» **What you should do**
From the material below, list every line containing "frac".

» **Part of a data file**
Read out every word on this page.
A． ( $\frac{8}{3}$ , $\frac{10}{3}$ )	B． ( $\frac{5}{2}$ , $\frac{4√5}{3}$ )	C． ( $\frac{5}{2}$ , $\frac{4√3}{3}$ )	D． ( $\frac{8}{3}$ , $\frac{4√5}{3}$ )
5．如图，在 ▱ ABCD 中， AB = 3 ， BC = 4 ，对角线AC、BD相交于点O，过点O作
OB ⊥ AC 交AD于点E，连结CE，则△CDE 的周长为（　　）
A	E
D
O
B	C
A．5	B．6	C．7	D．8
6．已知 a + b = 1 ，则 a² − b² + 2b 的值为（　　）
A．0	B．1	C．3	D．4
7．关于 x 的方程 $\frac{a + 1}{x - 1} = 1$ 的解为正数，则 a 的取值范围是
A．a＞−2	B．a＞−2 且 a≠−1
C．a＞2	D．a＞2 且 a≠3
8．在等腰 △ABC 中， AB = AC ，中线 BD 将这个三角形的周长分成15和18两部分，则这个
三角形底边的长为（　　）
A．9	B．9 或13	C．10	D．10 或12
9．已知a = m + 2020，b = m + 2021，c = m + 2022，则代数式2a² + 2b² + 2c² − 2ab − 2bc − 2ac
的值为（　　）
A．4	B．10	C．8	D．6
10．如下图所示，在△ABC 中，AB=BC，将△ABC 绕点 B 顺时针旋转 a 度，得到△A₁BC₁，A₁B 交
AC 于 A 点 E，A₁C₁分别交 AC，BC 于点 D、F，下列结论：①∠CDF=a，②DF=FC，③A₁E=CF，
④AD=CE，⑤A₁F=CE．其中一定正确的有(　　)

» **Task solution**
A． ( $\frac{8}{3}$ , $\frac{10}{3}$ )	B． ( $\frac{5}{2}$ , $\frac{4√5}{3}$ )	C． ( $\frac{5}{2}$ , $\frac{4√3}{3}$ )	D． ( $\frac{8}{3}$ , $\frac{4√5}{3}$ )
7．关于 x 的方程 $\frac{a + 1}{x - 1} = 1$ 的解为正数，则 a 的取值范围是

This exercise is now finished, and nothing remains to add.